* TASK DATA
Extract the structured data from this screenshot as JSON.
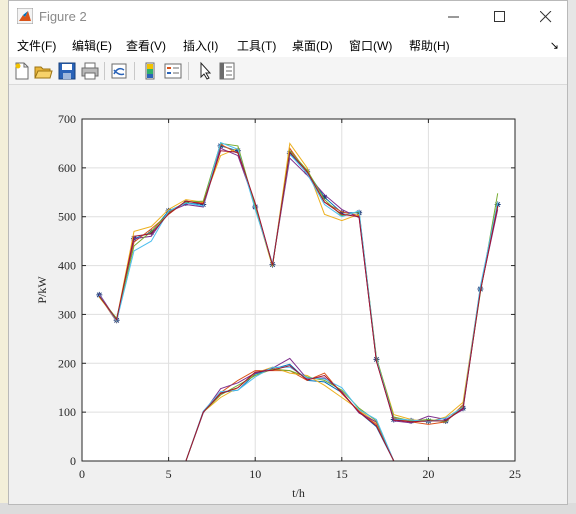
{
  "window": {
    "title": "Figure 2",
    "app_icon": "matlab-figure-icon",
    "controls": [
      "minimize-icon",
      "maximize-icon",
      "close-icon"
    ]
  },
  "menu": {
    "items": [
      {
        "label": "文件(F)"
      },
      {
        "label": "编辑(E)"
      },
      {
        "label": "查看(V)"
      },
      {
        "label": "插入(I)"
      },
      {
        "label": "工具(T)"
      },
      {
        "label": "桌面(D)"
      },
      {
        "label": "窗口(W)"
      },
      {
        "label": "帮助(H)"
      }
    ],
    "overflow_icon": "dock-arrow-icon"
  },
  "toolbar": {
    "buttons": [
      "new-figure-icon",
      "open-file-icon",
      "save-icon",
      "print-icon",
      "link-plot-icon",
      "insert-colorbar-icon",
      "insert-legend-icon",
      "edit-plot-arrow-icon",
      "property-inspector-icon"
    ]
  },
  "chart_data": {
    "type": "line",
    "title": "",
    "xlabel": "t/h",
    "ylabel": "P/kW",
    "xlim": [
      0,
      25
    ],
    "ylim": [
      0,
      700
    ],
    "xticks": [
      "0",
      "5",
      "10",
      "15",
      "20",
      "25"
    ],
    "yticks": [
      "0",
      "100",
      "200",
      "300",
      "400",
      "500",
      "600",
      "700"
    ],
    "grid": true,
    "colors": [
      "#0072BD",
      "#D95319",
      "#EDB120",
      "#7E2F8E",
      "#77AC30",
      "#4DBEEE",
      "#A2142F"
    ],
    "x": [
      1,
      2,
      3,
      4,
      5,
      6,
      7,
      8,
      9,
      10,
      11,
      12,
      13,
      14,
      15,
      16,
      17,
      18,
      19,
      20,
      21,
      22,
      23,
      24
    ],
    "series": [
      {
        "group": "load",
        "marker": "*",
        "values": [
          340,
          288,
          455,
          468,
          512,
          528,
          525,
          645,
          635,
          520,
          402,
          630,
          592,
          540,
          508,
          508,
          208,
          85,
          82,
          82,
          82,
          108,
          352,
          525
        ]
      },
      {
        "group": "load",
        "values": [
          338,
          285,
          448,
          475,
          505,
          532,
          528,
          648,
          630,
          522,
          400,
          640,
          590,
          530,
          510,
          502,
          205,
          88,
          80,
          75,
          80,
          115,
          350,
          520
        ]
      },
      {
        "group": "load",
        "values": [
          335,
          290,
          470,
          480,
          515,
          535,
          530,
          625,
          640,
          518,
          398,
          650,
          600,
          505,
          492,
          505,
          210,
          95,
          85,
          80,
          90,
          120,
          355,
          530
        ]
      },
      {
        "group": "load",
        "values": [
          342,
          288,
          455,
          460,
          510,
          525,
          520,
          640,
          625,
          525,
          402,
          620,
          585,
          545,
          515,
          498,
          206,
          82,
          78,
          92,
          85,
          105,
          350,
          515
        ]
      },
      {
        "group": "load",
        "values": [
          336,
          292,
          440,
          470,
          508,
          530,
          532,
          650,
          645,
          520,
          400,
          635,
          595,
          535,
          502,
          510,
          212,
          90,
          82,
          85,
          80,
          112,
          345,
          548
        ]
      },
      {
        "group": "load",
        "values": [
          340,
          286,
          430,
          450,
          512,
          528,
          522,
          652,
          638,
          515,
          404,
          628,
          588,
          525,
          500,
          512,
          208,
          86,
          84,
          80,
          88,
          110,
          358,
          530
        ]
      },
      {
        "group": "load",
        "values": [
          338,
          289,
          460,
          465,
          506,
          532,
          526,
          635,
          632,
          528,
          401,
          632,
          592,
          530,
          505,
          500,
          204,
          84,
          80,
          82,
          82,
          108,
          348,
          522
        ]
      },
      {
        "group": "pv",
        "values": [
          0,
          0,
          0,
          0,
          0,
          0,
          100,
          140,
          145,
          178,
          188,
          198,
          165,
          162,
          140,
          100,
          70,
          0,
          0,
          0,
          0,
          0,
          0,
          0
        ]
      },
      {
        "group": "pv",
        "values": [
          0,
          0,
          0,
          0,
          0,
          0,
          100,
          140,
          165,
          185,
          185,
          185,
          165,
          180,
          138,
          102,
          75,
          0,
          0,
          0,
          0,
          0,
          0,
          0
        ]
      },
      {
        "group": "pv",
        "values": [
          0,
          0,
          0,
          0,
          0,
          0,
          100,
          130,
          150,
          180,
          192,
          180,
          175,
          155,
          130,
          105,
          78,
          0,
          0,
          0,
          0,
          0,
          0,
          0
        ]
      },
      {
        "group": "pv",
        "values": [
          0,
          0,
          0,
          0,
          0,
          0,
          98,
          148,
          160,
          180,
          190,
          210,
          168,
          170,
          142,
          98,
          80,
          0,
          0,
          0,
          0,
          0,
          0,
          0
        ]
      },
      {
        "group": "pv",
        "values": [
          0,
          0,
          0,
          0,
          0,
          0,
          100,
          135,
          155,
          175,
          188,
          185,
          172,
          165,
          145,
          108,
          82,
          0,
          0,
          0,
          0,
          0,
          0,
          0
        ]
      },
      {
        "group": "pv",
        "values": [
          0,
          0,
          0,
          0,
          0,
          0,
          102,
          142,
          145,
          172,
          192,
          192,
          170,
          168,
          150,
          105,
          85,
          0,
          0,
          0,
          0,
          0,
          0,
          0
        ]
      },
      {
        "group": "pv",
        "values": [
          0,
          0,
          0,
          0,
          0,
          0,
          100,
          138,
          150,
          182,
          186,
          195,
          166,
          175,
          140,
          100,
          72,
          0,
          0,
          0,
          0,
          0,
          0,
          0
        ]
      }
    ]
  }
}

---

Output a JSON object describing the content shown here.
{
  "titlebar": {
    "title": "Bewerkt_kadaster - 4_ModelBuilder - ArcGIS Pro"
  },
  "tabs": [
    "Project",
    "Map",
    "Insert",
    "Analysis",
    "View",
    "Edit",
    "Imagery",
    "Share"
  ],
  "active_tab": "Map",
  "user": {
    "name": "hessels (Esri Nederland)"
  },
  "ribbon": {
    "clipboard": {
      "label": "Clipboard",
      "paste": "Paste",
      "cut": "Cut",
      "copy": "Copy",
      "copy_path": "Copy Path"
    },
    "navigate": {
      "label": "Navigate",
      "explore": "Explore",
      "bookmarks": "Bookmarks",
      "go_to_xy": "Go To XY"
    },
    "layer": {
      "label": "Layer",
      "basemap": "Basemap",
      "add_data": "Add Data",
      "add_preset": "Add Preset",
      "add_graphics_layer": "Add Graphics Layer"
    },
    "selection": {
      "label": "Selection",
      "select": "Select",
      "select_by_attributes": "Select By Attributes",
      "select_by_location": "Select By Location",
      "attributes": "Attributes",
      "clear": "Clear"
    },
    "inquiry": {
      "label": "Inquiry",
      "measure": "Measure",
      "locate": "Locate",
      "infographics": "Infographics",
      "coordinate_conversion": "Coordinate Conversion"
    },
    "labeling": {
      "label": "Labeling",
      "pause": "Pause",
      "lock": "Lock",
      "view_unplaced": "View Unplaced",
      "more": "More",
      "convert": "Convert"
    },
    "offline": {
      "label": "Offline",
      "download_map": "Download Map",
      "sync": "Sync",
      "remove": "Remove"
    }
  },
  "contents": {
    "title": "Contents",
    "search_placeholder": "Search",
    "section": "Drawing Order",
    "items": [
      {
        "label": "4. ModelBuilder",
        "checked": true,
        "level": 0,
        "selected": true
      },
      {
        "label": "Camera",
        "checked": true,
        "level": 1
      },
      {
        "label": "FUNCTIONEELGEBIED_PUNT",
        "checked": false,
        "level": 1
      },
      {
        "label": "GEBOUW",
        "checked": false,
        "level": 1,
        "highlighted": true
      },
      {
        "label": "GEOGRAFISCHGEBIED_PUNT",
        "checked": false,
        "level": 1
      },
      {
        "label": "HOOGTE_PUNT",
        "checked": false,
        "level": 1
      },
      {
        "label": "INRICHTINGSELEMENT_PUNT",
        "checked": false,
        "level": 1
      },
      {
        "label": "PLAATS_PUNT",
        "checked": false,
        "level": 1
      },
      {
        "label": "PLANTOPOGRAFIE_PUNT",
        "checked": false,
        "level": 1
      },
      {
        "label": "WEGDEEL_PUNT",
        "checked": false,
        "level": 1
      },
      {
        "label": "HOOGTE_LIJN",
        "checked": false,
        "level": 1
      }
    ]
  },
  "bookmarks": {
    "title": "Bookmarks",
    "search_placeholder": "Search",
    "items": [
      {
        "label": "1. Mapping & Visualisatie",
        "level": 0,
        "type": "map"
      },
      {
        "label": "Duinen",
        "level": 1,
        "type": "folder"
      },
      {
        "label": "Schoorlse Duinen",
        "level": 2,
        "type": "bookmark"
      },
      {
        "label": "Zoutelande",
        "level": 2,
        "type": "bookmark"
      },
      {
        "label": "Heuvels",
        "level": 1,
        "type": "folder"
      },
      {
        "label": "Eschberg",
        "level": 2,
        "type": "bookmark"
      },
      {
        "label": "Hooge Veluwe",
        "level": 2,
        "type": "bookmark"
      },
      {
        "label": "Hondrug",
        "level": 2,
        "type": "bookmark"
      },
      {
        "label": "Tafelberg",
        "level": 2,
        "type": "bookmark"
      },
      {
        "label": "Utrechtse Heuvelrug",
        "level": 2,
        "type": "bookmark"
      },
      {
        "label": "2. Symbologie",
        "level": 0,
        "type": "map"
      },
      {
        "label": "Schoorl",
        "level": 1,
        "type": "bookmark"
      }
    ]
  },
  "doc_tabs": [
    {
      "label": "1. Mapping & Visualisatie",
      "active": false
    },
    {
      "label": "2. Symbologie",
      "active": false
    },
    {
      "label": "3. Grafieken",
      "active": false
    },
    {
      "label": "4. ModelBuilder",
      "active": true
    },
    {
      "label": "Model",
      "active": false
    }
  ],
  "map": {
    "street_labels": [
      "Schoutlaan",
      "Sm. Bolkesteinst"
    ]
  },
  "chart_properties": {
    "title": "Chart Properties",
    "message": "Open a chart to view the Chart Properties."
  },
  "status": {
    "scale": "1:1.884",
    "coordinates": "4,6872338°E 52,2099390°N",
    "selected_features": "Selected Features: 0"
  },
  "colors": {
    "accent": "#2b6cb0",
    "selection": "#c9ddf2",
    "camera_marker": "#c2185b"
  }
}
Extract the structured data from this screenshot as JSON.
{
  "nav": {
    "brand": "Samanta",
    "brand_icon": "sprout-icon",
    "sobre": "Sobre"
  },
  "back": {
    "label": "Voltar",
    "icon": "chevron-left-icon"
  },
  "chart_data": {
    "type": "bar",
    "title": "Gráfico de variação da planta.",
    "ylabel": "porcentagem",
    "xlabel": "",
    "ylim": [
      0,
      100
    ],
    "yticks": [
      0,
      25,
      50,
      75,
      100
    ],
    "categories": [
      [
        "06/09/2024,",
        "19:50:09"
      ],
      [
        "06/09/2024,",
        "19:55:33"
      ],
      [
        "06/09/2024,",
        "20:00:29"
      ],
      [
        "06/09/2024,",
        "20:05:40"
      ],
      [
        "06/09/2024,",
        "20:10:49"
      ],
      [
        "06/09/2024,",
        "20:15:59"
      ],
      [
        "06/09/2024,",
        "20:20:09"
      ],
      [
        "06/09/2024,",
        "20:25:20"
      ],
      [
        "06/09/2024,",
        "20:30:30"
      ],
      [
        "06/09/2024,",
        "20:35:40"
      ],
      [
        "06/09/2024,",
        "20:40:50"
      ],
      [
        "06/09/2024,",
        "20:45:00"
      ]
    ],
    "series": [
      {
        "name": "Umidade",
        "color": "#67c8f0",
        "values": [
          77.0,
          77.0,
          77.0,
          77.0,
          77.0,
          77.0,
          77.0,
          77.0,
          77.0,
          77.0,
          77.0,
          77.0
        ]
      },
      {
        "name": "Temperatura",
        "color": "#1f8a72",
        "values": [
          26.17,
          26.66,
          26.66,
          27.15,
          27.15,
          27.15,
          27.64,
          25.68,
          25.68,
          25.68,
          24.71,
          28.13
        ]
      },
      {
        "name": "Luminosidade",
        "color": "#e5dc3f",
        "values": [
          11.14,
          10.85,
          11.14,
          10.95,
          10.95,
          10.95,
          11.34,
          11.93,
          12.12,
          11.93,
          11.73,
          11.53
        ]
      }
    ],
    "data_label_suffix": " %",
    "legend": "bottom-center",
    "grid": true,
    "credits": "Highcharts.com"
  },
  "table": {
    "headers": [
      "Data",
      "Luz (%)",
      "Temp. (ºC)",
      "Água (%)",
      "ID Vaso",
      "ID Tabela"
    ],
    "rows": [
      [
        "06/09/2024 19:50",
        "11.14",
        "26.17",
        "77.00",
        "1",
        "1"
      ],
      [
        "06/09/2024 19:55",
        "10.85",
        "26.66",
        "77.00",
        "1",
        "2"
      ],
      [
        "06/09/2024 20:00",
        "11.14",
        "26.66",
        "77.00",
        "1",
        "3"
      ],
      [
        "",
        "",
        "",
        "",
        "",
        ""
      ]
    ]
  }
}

* WHAT TO WORK ON
The answer should be a single number: the count of lines in the data that include the string "Duinen".

* ANSWER TO THIS PROBLEM
2